[Figure record extracts]
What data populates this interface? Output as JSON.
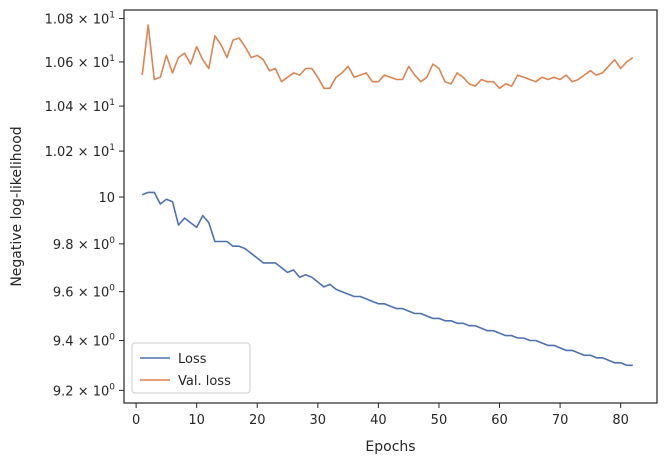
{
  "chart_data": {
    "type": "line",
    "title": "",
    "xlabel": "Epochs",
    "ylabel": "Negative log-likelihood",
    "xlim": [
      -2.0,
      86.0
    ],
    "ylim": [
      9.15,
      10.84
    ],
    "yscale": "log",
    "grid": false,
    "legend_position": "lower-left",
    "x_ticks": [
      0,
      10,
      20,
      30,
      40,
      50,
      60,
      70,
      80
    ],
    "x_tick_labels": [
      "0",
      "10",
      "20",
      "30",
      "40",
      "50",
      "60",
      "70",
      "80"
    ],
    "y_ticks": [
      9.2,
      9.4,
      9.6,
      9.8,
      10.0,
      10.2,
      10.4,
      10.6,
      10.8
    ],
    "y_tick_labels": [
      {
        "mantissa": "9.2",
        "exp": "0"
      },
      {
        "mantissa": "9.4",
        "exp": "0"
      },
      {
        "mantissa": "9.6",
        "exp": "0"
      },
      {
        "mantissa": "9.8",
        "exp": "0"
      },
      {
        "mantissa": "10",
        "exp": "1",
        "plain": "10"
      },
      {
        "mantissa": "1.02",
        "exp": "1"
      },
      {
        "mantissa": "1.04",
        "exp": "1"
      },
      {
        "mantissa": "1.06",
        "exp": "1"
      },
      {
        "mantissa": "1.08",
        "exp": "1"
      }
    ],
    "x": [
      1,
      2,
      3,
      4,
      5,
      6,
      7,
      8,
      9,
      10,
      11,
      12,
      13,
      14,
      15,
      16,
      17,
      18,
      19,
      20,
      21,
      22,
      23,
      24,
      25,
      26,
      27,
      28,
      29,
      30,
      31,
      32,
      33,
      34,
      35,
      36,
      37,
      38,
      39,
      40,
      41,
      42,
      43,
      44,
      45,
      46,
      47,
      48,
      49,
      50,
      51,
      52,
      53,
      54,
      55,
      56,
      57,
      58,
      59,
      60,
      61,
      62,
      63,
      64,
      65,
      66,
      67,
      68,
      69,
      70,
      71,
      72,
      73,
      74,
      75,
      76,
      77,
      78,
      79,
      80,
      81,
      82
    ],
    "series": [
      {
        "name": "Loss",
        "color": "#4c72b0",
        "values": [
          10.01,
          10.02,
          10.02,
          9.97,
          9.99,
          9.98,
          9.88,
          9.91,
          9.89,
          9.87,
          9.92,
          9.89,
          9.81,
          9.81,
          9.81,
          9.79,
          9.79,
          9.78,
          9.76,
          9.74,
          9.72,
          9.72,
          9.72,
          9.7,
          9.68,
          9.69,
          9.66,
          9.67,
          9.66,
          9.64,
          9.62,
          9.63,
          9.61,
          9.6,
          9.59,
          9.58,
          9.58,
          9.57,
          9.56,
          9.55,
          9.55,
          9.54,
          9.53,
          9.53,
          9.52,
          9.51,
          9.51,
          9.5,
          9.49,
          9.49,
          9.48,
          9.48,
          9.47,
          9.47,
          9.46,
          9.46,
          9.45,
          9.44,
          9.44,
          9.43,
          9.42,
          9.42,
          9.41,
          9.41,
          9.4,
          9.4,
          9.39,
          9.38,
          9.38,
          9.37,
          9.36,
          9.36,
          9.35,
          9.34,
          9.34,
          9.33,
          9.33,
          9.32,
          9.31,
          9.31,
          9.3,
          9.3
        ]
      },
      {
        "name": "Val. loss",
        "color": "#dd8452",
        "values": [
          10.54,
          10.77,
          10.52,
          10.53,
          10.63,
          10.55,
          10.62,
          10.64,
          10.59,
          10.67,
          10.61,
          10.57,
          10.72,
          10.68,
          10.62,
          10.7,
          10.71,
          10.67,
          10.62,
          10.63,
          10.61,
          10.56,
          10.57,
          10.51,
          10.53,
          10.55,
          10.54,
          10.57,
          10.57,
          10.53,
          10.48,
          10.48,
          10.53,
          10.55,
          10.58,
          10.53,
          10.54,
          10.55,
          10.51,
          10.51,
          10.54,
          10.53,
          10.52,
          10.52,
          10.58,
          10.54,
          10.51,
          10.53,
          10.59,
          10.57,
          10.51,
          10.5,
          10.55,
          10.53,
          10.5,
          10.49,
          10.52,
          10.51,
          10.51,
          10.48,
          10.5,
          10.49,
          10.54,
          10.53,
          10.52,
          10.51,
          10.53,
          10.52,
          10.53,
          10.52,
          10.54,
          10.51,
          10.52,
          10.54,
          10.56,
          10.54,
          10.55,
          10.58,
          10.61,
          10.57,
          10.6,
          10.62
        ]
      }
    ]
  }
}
* * *
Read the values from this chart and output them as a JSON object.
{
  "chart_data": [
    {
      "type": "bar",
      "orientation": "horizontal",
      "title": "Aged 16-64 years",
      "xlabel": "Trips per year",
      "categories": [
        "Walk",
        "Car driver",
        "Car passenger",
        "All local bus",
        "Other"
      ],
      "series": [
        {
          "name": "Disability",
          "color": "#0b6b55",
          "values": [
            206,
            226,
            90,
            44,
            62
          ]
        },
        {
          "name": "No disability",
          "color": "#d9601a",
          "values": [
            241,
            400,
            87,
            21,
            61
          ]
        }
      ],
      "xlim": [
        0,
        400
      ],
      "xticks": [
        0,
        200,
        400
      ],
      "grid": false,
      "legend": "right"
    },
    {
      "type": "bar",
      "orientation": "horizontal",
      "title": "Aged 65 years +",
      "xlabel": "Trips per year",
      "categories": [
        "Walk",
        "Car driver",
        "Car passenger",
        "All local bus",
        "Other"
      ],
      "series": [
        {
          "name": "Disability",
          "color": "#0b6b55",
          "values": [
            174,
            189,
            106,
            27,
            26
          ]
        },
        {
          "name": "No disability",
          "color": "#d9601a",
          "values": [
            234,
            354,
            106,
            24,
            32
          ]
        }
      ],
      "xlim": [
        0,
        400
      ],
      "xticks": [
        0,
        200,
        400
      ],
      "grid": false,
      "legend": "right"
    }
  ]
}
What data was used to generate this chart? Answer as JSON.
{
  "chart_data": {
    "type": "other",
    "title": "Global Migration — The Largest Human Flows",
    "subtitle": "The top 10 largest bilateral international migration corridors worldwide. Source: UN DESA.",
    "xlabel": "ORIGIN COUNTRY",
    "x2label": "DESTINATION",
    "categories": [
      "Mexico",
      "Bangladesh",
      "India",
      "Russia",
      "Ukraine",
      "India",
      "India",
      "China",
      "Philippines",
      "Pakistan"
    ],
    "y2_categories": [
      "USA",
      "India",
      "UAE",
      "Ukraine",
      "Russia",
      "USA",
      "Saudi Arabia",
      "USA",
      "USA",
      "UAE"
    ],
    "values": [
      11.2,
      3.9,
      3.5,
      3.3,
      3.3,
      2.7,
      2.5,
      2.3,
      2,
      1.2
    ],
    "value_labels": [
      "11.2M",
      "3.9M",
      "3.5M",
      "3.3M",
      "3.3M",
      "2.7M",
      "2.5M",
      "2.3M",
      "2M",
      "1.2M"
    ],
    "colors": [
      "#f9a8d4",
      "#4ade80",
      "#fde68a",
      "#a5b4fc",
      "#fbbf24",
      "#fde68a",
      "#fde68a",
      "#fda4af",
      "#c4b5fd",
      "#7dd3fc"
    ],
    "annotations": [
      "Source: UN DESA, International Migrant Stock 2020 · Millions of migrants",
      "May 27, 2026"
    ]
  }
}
==
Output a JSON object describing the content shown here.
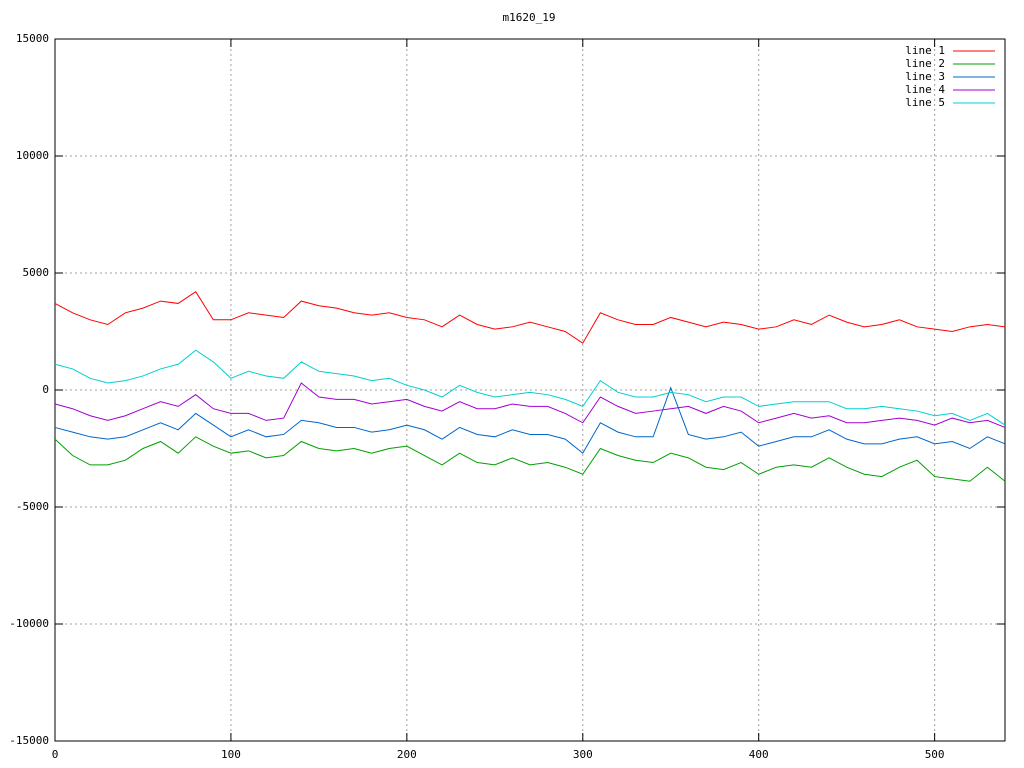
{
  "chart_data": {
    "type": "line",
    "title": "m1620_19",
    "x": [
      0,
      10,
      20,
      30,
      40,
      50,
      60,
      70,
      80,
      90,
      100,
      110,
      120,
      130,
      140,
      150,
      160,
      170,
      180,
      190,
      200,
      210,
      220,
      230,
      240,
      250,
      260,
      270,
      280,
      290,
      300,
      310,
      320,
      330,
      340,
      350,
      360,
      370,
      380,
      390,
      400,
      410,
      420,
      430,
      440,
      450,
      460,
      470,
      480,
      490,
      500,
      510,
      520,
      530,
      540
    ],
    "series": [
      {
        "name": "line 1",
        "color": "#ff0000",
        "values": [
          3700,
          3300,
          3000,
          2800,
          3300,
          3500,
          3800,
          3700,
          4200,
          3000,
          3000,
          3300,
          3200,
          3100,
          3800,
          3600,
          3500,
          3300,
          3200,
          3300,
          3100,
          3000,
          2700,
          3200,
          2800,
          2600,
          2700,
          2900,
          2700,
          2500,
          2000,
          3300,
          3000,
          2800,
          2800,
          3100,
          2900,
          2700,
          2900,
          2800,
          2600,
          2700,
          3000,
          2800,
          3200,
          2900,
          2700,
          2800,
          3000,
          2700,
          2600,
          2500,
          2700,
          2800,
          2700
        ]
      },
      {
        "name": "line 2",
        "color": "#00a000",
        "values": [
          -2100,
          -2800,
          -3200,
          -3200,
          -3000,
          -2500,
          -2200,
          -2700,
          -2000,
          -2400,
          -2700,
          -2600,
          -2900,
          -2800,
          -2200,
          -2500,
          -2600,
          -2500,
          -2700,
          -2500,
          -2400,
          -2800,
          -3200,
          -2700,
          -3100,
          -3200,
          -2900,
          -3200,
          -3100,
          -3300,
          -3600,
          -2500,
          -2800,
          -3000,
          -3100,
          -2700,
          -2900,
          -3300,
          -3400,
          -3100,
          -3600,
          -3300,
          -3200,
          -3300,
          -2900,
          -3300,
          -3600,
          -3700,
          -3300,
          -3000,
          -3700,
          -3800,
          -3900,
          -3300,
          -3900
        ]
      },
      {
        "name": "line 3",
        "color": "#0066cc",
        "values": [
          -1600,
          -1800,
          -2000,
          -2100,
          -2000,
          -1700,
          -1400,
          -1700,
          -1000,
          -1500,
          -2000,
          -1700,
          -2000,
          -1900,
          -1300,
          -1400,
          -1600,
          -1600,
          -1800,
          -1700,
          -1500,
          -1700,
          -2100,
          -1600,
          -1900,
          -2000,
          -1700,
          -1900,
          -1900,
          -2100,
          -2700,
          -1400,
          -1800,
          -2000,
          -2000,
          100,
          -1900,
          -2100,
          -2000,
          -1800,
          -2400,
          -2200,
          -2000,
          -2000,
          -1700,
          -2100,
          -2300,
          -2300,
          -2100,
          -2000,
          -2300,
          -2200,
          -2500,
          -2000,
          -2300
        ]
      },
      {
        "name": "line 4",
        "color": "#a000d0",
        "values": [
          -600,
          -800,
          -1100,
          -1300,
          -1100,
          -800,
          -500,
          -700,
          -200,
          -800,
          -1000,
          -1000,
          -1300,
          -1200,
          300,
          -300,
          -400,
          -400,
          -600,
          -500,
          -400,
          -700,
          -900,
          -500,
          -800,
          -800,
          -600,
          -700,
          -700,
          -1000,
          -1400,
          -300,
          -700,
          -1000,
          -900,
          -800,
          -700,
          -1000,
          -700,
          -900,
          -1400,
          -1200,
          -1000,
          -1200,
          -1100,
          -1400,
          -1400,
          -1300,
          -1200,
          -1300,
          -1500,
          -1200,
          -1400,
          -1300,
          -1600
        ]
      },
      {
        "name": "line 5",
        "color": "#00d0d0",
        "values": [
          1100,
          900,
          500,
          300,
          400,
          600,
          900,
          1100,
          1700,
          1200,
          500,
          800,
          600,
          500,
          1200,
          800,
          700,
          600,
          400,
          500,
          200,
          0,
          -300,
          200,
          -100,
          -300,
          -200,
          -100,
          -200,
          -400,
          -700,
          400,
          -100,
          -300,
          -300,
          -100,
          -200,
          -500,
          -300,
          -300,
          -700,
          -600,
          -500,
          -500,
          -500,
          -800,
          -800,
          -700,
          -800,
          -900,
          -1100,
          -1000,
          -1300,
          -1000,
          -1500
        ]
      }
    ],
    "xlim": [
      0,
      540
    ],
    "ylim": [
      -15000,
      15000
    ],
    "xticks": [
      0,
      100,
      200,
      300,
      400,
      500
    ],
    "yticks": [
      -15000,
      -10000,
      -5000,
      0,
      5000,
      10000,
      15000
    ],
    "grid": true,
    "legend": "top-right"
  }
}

> Your goal
Pull out all lines containing the word "name" from the entries above.

> Reply
        "name": "Loss",
        "name": "Val. loss",
          "name": "Disability",
          "name": "No disability",
          "name": "Disability",
          "name": "No disability",
        "name": "line 1",
        "name": "line 2",
        "name": "line 3",
        "name": "line 4",
        "name": "line 5",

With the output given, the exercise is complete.